> **Data excerpts**
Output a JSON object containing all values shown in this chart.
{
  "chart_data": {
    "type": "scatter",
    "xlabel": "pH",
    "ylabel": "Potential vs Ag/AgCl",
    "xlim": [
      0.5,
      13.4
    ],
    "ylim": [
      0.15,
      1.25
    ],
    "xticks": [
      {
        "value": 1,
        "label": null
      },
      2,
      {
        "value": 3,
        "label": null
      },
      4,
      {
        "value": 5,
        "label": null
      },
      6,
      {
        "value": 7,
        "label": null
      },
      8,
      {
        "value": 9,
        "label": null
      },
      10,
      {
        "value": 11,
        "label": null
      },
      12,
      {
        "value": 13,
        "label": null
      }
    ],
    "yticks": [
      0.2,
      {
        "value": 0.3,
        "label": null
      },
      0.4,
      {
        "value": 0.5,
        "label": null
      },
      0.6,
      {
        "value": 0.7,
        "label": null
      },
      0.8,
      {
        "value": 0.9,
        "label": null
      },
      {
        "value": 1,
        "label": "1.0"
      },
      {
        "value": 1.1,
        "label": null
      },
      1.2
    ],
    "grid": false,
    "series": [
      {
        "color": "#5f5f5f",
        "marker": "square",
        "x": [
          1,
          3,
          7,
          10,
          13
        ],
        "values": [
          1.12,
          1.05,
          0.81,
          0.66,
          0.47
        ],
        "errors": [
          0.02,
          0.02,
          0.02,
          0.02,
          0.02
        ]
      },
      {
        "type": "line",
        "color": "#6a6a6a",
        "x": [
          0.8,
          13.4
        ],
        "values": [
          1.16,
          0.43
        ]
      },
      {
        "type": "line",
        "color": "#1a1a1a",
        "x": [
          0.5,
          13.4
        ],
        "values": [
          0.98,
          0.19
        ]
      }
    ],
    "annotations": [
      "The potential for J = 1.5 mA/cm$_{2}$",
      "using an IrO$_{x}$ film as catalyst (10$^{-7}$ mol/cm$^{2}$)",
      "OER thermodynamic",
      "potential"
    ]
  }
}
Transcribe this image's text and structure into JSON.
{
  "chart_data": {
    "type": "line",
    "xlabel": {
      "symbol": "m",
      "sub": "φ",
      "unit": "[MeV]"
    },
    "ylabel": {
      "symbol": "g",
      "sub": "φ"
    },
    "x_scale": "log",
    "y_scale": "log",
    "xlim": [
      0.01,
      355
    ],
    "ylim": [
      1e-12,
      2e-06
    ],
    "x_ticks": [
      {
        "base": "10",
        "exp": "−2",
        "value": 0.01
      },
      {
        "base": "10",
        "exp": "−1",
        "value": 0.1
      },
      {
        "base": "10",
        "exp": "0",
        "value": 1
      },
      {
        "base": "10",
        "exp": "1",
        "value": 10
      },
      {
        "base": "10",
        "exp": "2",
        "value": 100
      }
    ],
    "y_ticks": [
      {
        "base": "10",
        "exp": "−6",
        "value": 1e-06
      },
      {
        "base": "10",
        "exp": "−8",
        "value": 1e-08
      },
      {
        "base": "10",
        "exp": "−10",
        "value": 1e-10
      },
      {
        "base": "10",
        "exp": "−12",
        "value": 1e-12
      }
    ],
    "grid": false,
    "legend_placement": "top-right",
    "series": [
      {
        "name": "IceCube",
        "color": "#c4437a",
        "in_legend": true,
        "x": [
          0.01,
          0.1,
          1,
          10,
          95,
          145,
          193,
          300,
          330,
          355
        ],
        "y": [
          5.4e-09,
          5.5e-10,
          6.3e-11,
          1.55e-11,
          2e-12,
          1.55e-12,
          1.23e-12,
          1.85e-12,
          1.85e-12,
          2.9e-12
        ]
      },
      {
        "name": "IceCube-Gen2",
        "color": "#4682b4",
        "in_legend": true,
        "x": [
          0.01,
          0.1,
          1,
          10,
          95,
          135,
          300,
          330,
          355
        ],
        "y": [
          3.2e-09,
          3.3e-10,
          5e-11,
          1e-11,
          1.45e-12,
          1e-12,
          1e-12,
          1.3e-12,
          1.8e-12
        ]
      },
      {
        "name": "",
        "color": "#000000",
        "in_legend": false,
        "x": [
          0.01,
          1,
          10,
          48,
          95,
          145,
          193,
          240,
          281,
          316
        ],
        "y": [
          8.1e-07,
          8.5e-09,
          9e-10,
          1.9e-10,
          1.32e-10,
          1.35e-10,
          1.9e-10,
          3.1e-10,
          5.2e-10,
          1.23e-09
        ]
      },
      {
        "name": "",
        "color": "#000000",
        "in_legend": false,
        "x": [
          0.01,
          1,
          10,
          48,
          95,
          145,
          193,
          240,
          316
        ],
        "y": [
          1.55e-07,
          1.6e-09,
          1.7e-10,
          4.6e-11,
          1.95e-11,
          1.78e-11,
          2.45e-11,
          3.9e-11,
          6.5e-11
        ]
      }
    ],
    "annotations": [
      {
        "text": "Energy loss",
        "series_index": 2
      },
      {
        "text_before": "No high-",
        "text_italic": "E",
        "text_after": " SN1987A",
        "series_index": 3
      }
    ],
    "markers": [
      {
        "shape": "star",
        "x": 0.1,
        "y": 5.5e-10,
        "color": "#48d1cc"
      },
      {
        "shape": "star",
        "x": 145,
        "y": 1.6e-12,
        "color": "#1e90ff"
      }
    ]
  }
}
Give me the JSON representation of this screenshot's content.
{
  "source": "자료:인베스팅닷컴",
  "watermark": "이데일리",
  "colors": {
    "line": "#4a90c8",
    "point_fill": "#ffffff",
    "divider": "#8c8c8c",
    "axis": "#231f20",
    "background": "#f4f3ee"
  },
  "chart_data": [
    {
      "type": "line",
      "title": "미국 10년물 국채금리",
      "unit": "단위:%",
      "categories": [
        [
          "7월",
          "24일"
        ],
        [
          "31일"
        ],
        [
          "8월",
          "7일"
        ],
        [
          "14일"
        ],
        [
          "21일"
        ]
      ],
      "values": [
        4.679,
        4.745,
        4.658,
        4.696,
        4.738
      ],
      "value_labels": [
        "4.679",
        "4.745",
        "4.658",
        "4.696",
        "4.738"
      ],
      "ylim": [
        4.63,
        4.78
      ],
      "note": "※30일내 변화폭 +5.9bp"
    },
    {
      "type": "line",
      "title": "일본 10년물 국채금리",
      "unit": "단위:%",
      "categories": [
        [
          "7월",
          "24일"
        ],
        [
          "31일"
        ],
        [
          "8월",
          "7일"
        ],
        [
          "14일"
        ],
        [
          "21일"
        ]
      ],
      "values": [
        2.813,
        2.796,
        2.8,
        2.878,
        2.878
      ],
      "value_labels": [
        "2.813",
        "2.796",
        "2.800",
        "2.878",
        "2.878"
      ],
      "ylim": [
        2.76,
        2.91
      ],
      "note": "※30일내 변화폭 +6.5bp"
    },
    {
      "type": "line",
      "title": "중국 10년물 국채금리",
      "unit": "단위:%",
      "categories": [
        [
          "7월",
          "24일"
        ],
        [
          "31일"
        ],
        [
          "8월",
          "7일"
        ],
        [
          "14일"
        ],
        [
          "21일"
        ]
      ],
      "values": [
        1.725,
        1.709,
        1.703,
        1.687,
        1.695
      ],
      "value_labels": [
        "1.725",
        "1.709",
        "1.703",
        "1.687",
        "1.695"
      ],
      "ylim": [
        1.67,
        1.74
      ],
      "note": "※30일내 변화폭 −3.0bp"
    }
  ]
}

> **What is required**
Extract the full listing above without alteration.

> **Task output**
Output a JSON object containing all values shown in this chart.
{
  "chart_data": {
    "type": "scatter",
    "xlabel": "pH",
    "ylabel": "Potential vs Ag/AgCl",
    "xlim": [
      0.5,
      13.4
    ],
    "ylim": [
      0.15,
      1.25
    ],
    "xticks": [
      {
        "value": 1,
        "label": null
      },
      2,
      {
        "value": 3,
        "label": null
      },
      4,
      {
        "value": 5,
        "label": null
      },
      6,
      {
        "value": 7,
        "label": null
      },
      8,
      {
        "value": 9,
        "label": null
      },
      10,
      {
        "value": 11,
        "label": null
      },
      12,
      {
        "value": 13,
        "label": null
      }
    ],
    "yticks": [
      0.2,
      {
        "value": 0.3,
        "label": null
      },
      0.4,
      {
        "value": 0.5,
        "label": null
      },
      0.6,
      {
        "value": 0.7,
        "label": null
      },
      0.8,
      {
        "value": 0.9,
        "label": null
      },
      {
        "value": 1,
        "label": "1.0"
      },
      {
        "value": 1.1,
        "label": null
      },
      1.2
    ],
    "grid": false,
    "series": [
      {
        "color": "#5f5f5f",
        "marker": "square",
        "x": [
          1,
          3,
          7,
          10,
          13
        ],
        "values": [
          1.12,
          1.05,
          0.81,
          0.66,
          0.47
        ],
        "errors": [
          0.02,
          0.02,
          0.02,
          0.02,
          0.02
        ]
      },
      {
        "type": "line",
        "color": "#6a6a6a",
        "x": [
          0.8,
          13.4
        ],
        "values": [
          1.16,
          0.43
        ]
      },
      {
        "type": "line",
        "color": "#1a1a1a",
        "x": [
          0.5,
          13.4
        ],
        "values": [
          0.98,
          0.19
        ]
      }
    ],
    "annotations": [
      "The potential for J = 1.5 mA/cm$_{2}$",
      "using an IrO$_{x}$ film as catalyst (10$^{-7}$ mol/cm$^{2}$)",
      "OER thermodynamic",
      "potential"
    ]
  }
}
Transcribe this image's text and structure into JSON.
{
  "chart_data": {
    "type": "line",
    "xlabel": {
      "symbol": "m",
      "sub": "φ",
      "unit": "[MeV]"
    },
    "ylabel": {
      "symbol": "g",
      "sub": "φ"
    },
    "x_scale": "log",
    "y_scale": "log",
    "xlim": [
      0.01,
      355
    ],
    "ylim": [
      1e-12,
      2e-06
    ],
    "x_ticks": [
      {
        "base": "10",
        "exp": "−2",
        "value": 0.01
      },
      {
        "base": "10",
        "exp": "−1",
        "value": 0.1
      },
      {
        "base": "10",
        "exp": "0",
        "value": 1
      },
      {
        "base": "10",
        "exp": "1",
        "value": 10
      },
      {
        "base": "10",
        "exp": "2",
        "value": 100
      }
    ],
    "y_ticks": [
      {
        "base": "10",
        "exp": "−6",
        "value": 1e-06
      },
      {
        "base": "10",
        "exp": "−8",
        "value": 1e-08
      },
      {
        "base": "10",
        "exp": "−10",
        "value": 1e-10
      },
      {
        "base": "10",
        "exp": "−12",
        "value": 1e-12
      }
    ],
    "grid": false,
    "legend_placement": "top-right",
    "series": [
      {
        "name": "IceCube",
        "color": "#c4437a",
        "in_legend": true,
        "x": [
          0.01,
          0.1,
          1,
          10,
          95,
          145,
          193,
          300,
          330,
          355
        ],
        "y": [
          5.4e-09,
          5.5e-10,
          6.3e-11,
          1.55e-11,
          2e-12,
          1.55e-12,
          1.23e-12,
          1.85e-12,
          1.85e-12,
          2.9e-12
        ]
      },
      {
        "name": "IceCube-Gen2",
        "color": "#4682b4",
        "in_legend": true,
        "x": [
          0.01,
          0.1,
          1,
          10,
          95,
          135,
          300,
          330,
          355
        ],
        "y": [
          3.2e-09,
          3.3e-10,
          5e-11,
          1e-11,
          1.45e-12,
          1e-12,
          1e-12,
          1.3e-12,
          1.8e-12
        ]
      },
      {
        "name": "",
        "color": "#000000",
        "in_legend": false,
        "x": [
          0.01,
          1,
          10,
          48,
          95,
          145,
          193,
          240,
          281,
          316
        ],
        "y": [
          8.1e-07,
          8.5e-09,
          9e-10,
          1.9e-10,
          1.32e-10,
          1.35e-10,
          1.9e-10,
          3.1e-10,
          5.2e-10,
          1.23e-09
        ]
      },
      {
        "name": "",
        "color": "#000000",
        "in_legend": false,
        "x": [
          0.01,
          1,
          10,
          48,
          95,
          145,
          193,
          240,
          316
        ],
        "y": [
          1.55e-07,
          1.6e-09,
          1.7e-10,
          4.6e-11,
          1.95e-11,
          1.78e-11,
          2.45e-11,
          3.9e-11,
          6.5e-11
        ]
      }
    ],
    "annotations": [
      {
        "text": "Energy loss",
        "series_index": 2
      },
      {
        "text_before": "No high-",
        "text_italic": "E",
        "text_after": " SN1987A",
        "series_index": 3
      }
    ],
    "markers": [
      {
        "shape": "star",
        "x": 0.1,
        "y": 5.5e-10,
        "color": "#48d1cc"
      },
      {
        "shape": "star",
        "x": 145,
        "y": 1.6e-12,
        "color": "#1e90ff"
      }
    ]
  }
}
Give me the JSON representation of this screenshot's content.
{
  "source": "자료:인베스팅닷컴",
  "watermark": "이데일리",
  "colors": {
    "line": "#4a90c8",
    "point_fill": "#ffffff",
    "divider": "#8c8c8c",
    "axis": "#231f20",
    "background": "#f4f3ee"
  },
  "chart_data": [
    {
      "type": "line",
      "title": "미국 10년물 국채금리",
      "unit": "단위:%",
      "categories": [
        [
          "7월",
          "24일"
        ],
        [
          "31일"
        ],
        [
          "8월",
          "7일"
        ],
        [
          "14일"
        ],
        [
          "21일"
        ]
      ],
      "values": [
        4.679,
        4.745,
        4.658,
        4.696,
        4.738
      ],
      "value_labels": [
        "4.679",
        "4.745",
        "4.658",
        "4.696",
        "4.738"
      ],
      "ylim": [
        4.63,
        4.78
      ],
      "note": "※30일내 변화폭 +5.9bp"
    },
    {
      "type": "line",
      "title": "일본 10년물 국채금리",
      "unit": "단위:%",
      "categories": [
        [
          "7월",
          "24일"
        ],
        [
          "31일"
        ],
        [
          "8월",
          "7일"
        ],
        [
          "14일"
        ],
        [
          "21일"
        ]
      ],
      "values": [
        2.813,
        2.796,
        2.8,
        2.878,
        2.878
      ],
      "value_labels": [
        "2.813",
        "2.796",
        "2.800",
        "2.878",
        "2.878"
      ],
      "ylim": [
        2.76,
        2.91
      ],
      "note": "※30일내 변화폭 +6.5bp"
    },
    {
      "type": "line",
      "title": "중국 10년물 국채금리",
      "unit": "단위:%",
      "categories": [
        [
          "7월",
          "24일"
        ],
        [
          "31일"
        ],
        [
          "8월",
          "7일"
        ],
        [
          "14일"
        ],
        [
          "21일"
        ]
      ],
      "values": [
        1.725,
        1.709,
        1.703,
        1.687,
        1.695
      ],
      "value_labels": [
        "1.725",
        "1.709",
        "1.703",
        "1.687",
        "1.695"
      ],
      "ylim": [
        1.67,
        1.74
      ],
      "note": "※30일내 변화폭 −3.0bp"
    }
  ]
}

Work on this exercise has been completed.